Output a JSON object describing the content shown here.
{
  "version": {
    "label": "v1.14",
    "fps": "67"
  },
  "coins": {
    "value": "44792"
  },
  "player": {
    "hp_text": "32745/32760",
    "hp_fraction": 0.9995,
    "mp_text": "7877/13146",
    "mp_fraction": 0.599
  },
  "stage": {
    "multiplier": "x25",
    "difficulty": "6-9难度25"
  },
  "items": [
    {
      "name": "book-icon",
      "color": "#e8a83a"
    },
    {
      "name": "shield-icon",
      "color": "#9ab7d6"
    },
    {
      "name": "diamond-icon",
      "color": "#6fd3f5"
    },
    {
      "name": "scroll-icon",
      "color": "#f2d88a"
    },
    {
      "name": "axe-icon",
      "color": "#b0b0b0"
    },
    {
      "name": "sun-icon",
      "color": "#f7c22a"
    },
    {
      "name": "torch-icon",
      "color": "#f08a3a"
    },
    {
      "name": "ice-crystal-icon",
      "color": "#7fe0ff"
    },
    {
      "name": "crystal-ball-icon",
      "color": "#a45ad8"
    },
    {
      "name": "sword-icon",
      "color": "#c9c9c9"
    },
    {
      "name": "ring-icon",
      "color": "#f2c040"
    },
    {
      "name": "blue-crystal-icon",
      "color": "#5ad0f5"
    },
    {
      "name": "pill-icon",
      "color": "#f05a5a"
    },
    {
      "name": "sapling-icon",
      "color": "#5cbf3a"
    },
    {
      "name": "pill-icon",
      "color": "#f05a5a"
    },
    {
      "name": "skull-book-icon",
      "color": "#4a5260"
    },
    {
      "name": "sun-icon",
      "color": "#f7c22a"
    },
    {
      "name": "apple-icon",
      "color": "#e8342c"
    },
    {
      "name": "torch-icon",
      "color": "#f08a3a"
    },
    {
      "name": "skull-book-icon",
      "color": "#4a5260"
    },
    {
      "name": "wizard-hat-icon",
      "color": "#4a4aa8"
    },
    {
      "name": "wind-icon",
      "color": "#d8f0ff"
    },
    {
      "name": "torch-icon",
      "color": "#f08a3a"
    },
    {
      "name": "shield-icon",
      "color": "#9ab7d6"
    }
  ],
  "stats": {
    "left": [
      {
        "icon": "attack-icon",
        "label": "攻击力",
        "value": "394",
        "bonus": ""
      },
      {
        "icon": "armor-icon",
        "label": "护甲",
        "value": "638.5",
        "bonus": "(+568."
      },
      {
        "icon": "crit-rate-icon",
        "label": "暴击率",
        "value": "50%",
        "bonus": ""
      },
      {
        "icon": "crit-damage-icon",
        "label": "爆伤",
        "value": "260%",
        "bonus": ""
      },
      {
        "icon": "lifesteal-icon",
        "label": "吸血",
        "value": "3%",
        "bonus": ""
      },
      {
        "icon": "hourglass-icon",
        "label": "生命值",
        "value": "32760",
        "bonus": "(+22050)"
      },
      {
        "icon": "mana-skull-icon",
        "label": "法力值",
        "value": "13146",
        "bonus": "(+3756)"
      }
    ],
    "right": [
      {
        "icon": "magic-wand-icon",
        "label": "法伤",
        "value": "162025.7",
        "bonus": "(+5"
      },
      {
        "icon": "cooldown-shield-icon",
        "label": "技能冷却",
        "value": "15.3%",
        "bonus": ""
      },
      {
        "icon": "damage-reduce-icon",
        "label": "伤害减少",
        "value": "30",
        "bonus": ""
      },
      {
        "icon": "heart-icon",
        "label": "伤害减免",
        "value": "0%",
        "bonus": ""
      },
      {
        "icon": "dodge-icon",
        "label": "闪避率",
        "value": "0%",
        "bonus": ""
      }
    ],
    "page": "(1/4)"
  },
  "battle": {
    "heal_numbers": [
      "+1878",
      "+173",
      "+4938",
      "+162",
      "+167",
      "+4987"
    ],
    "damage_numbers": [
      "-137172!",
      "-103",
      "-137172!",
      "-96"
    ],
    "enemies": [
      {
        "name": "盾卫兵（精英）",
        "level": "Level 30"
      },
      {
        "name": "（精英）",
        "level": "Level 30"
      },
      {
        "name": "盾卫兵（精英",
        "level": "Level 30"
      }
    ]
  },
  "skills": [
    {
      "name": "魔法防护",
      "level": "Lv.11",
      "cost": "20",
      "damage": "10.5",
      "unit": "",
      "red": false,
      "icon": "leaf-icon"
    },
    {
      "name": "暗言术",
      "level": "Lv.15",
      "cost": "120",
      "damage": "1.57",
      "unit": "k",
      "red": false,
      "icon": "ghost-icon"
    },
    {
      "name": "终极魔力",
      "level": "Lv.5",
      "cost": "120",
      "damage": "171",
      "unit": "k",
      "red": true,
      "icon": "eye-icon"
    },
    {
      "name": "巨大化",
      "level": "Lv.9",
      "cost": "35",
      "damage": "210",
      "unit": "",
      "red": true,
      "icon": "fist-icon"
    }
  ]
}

DIRECTIONS FOR THIS TASK: Print out every entry, keeping each one exact.

EXERCISE OUTPUT:
Output a JSON object describing the content shown here.
{
  "version": {
    "label": "v1.14",
    "fps": "67"
  },
  "coins": {
    "value": "44792"
  },
  "player": {
    "hp_text": "32745/32760",
    "hp_fraction": 0.9995,
    "mp_text": "7877/13146",
    "mp_fraction": 0.599
  },
  "stage": {
    "multiplier": "x25",
    "difficulty": "6-9难度25"
  },
  "items": [
    {
      "name": "book-icon",
      "color": "#e8a83a"
    },
    {
      "name": "shield-icon",
      "color": "#9ab7d6"
    },
    {
      "name": "diamond-icon",
      "color": "#6fd3f5"
    },
    {
      "name": "scroll-icon",
      "color": "#f2d88a"
    },
    {
      "name": "axe-icon",
      "color": "#b0b0b0"
    },
    {
      "name": "sun-icon",
      "color": "#f7c22a"
    },
    {
      "name": "torch-icon",
      "color": "#f08a3a"
    },
    {
      "name": "ice-crystal-icon",
      "color": "#7fe0ff"
    },
    {
      "name": "crystal-ball-icon",
      "color": "#a45ad8"
    },
    {
      "name": "sword-icon",
      "color": "#c9c9c9"
    },
    {
      "name": "ring-icon",
      "color": "#f2c040"
    },
    {
      "name": "blue-crystal-icon",
      "color": "#5ad0f5"
    },
    {
      "name": "pill-icon",
      "color": "#f05a5a"
    },
    {
      "name": "sapling-icon",
      "color": "#5cbf3a"
    },
    {
      "name": "pill-icon",
      "color": "#f05a5a"
    },
    {
      "name": "skull-book-icon",
      "color": "#4a5260"
    },
    {
      "name": "sun-icon",
      "color": "#f7c22a"
    },
    {
      "name": "apple-icon",
      "color": "#e8342c"
    },
    {
      "name": "torch-icon",
      "color": "#f08a3a"
    },
    {
      "name": "skull-book-icon",
      "color": "#4a5260"
    },
    {
      "name": "wizard-hat-icon",
      "color": "#4a4aa8"
    },
    {
      "name": "wind-icon",
      "color": "#d8f0ff"
    },
    {
      "name": "torch-icon",
      "color": "#f08a3a"
    },
    {
      "name": "shield-icon",
      "color": "#9ab7d6"
    }
  ],
  "stats": {
    "left": [
      {
        "icon": "attack-icon",
        "label": "攻击力",
        "value": "394",
        "bonus": ""
      },
      {
        "icon": "armor-icon",
        "label": "护甲",
        "value": "638.5",
        "bonus": "(+568."
      },
      {
        "icon": "crit-rate-icon",
        "label": "暴击率",
        "value": "50%",
        "bonus": ""
      },
      {
        "icon": "crit-damage-icon",
        "label": "爆伤",
        "value": "260%",
        "bonus": ""
      },
      {
        "icon": "lifesteal-icon",
        "label": "吸血",
        "value": "3%",
        "bonus": ""
      },
      {
        "icon": "hourglass-icon",
        "label": "生命值",
        "value": "32760",
        "bonus": "(+22050)"
      },
      {
        "icon": "mana-skull-icon",
        "label": "法力值",
        "value": "13146",
        "bonus": "(+3756)"
      }
    ],
    "right": [
      {
        "icon": "magic-wand-icon",
        "label": "法伤",
        "value": "162025.7",
        "bonus": "(+5"
      },
      {
        "icon": "cooldown-shield-icon",
        "label": "技能冷却",
        "value": "15.3%",
        "bonus": ""
      },
      {
        "icon": "damage-reduce-icon",
        "label": "伤害减少",
        "value": "30",
        "bonus": ""
      },
      {
        "icon": "heart-icon",
        "label": "伤害减免",
        "value": "0%",
        "bonus": ""
      },
      {
        "icon": "dodge-icon",
        "label": "闪避率",
        "value": "0%",
        "bonus": ""
      }
    ],
    "page": "(1/4)"
  },
  "battle": {
    "heal_numbers": [
      "+1878",
      "+173",
      "+4938",
      "+162",
      "+167",
      "+4987"
    ],
    "damage_numbers": [
      "-137172!",
      "-103",
      "-137172!",
      "-96"
    ],
    "enemies": [
      {
        "name": "盾卫兵（精英）",
        "level": "Level 30"
      },
      {
        "name": "（精英）",
        "level": "Level 30"
      },
      {
        "name": "盾卫兵（精英",
        "level": "Level 30"
      }
    ]
  },
  "skills": [
    {
      "name": "魔法防护",
      "level": "Lv.11",
      "cost": "20",
      "damage": "10.5",
      "unit": "",
      "red": false,
      "icon": "leaf-icon"
    },
    {
      "name": "暗言术",
      "level": "Lv.15",
      "cost": "120",
      "damage": "1.57",
      "unit": "k",
      "red": false,
      "icon": "ghost-icon"
    },
    {
      "name": "终极魔力",
      "level": "Lv.5",
      "cost": "120",
      "damage": "171",
      "unit": "k",
      "red": true,
      "icon": "eye-icon"
    },
    {
      "name": "巨大化",
      "level": "Lv.9",
      "cost": "35",
      "damage": "210",
      "unit": "",
      "red": true,
      "icon": "fist-icon"
    }
  ]
}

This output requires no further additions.